:: To be done ::
Output the data exactly, with every line intact.

** START Exercise material **

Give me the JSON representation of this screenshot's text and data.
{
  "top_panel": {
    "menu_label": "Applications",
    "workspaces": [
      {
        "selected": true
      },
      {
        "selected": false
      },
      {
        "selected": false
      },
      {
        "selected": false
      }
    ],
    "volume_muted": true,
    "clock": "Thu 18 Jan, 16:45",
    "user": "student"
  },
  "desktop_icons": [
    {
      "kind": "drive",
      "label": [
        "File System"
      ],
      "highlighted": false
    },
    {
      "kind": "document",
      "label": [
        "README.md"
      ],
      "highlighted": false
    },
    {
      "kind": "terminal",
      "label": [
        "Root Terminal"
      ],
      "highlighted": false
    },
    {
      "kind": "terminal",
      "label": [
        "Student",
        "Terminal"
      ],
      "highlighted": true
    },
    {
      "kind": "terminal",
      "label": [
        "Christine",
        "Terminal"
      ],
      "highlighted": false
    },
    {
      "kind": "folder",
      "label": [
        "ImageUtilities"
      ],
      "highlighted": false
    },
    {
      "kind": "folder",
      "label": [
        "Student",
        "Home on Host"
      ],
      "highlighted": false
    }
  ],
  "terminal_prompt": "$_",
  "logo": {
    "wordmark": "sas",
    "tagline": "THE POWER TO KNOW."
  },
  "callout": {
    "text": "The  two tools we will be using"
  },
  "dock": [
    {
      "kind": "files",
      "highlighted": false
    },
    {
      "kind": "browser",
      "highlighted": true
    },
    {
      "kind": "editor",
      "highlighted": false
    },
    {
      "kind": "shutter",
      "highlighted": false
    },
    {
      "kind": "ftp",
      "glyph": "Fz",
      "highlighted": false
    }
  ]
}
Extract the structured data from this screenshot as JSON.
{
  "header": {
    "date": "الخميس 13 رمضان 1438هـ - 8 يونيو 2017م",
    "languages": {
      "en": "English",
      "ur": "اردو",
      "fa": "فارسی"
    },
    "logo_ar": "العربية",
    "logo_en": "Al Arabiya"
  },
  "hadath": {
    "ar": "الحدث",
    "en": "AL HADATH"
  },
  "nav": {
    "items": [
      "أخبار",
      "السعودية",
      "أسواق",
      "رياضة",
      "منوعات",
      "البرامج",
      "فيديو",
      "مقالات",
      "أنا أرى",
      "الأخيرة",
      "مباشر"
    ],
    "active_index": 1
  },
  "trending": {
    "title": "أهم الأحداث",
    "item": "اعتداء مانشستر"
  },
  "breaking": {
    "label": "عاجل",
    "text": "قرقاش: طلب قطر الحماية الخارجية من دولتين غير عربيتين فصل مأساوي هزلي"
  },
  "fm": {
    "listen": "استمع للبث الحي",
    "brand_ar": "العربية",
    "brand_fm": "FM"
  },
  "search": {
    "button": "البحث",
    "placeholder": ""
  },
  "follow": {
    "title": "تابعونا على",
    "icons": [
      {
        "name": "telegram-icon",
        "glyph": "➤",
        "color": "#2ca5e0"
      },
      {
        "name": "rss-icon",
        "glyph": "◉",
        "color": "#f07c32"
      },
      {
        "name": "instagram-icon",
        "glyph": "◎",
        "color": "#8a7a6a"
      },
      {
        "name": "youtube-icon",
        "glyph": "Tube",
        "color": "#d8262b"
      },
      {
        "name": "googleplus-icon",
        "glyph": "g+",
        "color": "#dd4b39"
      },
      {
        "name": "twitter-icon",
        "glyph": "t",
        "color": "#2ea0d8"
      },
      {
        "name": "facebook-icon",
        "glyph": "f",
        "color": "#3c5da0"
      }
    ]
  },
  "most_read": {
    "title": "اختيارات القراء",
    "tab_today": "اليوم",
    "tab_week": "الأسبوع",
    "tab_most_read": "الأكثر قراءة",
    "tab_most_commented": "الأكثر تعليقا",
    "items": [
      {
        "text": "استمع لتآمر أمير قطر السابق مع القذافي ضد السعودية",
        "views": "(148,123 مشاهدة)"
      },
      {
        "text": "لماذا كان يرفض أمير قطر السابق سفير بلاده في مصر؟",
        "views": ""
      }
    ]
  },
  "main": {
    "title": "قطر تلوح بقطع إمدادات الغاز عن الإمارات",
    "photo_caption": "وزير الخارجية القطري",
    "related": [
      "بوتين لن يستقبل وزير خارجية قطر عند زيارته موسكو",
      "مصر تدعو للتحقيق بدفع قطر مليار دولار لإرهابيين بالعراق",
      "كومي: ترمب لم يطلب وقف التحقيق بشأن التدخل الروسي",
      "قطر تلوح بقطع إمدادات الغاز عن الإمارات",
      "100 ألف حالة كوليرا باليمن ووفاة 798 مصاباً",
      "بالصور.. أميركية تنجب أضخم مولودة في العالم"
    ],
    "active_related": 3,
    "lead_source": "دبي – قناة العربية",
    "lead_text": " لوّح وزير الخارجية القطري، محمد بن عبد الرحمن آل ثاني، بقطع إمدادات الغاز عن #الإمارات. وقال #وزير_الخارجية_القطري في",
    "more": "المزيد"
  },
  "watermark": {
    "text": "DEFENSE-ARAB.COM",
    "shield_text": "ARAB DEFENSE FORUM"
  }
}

** END Exercise material **

:: Exercise solution ::
Give me the JSON representation of this screenshot's text and data.
{
  "top_panel": {
    "menu_label": "Applications",
    "workspaces": [
      {
        "selected": true
      },
      {
        "selected": false
      },
      {
        "selected": false
      },
      {
        "selected": false
      }
    ],
    "volume_muted": true,
    "clock": "Thu 18 Jan, 16:45",
    "user": "student"
  },
  "desktop_icons": [
    {
      "kind": "drive",
      "label": [
        "File System"
      ],
      "highlighted": false
    },
    {
      "kind": "document",
      "label": [
        "README.md"
      ],
      "highlighted": false
    },
    {
      "kind": "terminal",
      "label": [
        "Root Terminal"
      ],
      "highlighted": false
    },
    {
      "kind": "terminal",
      "label": [
        "Student",
        "Terminal"
      ],
      "highlighted": true
    },
    {
      "kind": "terminal",
      "label": [
        "Christine",
        "Terminal"
      ],
      "highlighted": false
    },
    {
      "kind": "folder",
      "label": [
        "ImageUtilities"
      ],
      "highlighted": false
    },
    {
      "kind": "folder",
      "label": [
        "Student",
        "Home on Host"
      ],
      "highlighted": false
    }
  ],
  "terminal_prompt": "$_",
  "logo": {
    "wordmark": "sas",
    "tagline": "THE POWER TO KNOW."
  },
  "callout": {
    "text": "The  two tools we will be using"
  },
  "dock": [
    {
      "kind": "files",
      "highlighted": false
    },
    {
      "kind": "browser",
      "highlighted": true
    },
    {
      "kind": "editor",
      "highlighted": false
    },
    {
      "kind": "shutter",
      "highlighted": false
    },
    {
      "kind": "ftp",
      "glyph": "Fz",
      "highlighted": false
    }
  ]
}
Extract the structured data from this screenshot as JSON.
{
  "header": {
    "date": "الخميس 13 رمضان 1438هـ - 8 يونيو 2017م",
    "languages": {
      "en": "English",
      "ur": "اردو",
      "fa": "فارسی"
    },
    "logo_ar": "العربية",
    "logo_en": "Al Arabiya"
  },
  "hadath": {
    "ar": "الحدث",
    "en": "AL HADATH"
  },
  "nav": {
    "items": [
      "أخبار",
      "السعودية",
      "أسواق",
      "رياضة",
      "منوعات",
      "البرامج",
      "فيديو",
      "مقالات",
      "أنا أرى",
      "الأخيرة",
      "مباشر"
    ],
    "active_index": 1
  },
  "trending": {
    "title": "أهم الأحداث",
    "item": "اعتداء مانشستر"
  },
  "breaking": {
    "label": "عاجل",
    "text": "قرقاش: طلب قطر الحماية الخارجية من دولتين غير عربيتين فصل مأساوي هزلي"
  },
  "fm": {
    "listen": "استمع للبث الحي",
    "brand_ar": "العربية",
    "brand_fm": "FM"
  },
  "search": {
    "button": "البحث",
    "placeholder": ""
  },
  "follow": {
    "title": "تابعونا على",
    "icons": [
      {
        "name": "telegram-icon",
        "glyph": "➤",
        "color": "#2ca5e0"
      },
      {
        "name": "rss-icon",
        "glyph": "◉",
        "color": "#f07c32"
      },
      {
        "name": "instagram-icon",
        "glyph": "◎",
        "color": "#8a7a6a"
      },
      {
        "name": "youtube-icon",
        "glyph": "Tube",
        "color": "#d8262b"
      },
      {
        "name": "googleplus-icon",
        "glyph": "g+",
        "color": "#dd4b39"
      },
      {
        "name": "twitter-icon",
        "glyph": "t",
        "color": "#2ea0d8"
      },
      {
        "name": "facebook-icon",
        "glyph": "f",
        "color": "#3c5da0"
      }
    ]
  },
  "most_read": {
    "title": "اختيارات القراء",
    "tab_today": "اليوم",
    "tab_week": "الأسبوع",
    "tab_most_read": "الأكثر قراءة",
    "tab_most_commented": "الأكثر تعليقا",
    "items": [
      {
        "text": "استمع لتآمر أمير قطر السابق مع القذافي ضد السعودية",
        "views": "(148,123 مشاهدة)"
      },
      {
        "text": "لماذا كان يرفض أمير قطر السابق سفير بلاده في مصر؟",
        "views": ""
      }
    ]
  },
  "main": {
    "title": "قطر تلوح بقطع إمدادات الغاز عن الإمارات",
    "photo_caption": "وزير الخارجية القطري",
    "related": [
      "بوتين لن يستقبل وزير خارجية قطر عند زيارته موسكو",
      "مصر تدعو للتحقيق بدفع قطر مليار دولار لإرهابيين بالعراق",
      "كومي: ترمب لم يطلب وقف التحقيق بشأن التدخل الروسي",
      "قطر تلوح بقطع إمدادات الغاز عن الإمارات",
      "100 ألف حالة كوليرا باليمن ووفاة 798 مصاباً",
      "بالصور.. أميركية تنجب أضخم مولودة في العالم"
    ],
    "active_related": 3,
    "lead_source": "دبي – قناة العربية",
    "lead_text": " لوّح وزير الخارجية القطري، محمد بن عبد الرحمن آل ثاني، بقطع إمدادات الغاز عن #الإمارات. وقال #وزير_الخارجية_القطري في",
    "more": "المزيد"
  },
  "watermark": {
    "text": "DEFENSE-ARAB.COM",
    "shield_text": "ARAB DEFENSE FORUM"
  }
}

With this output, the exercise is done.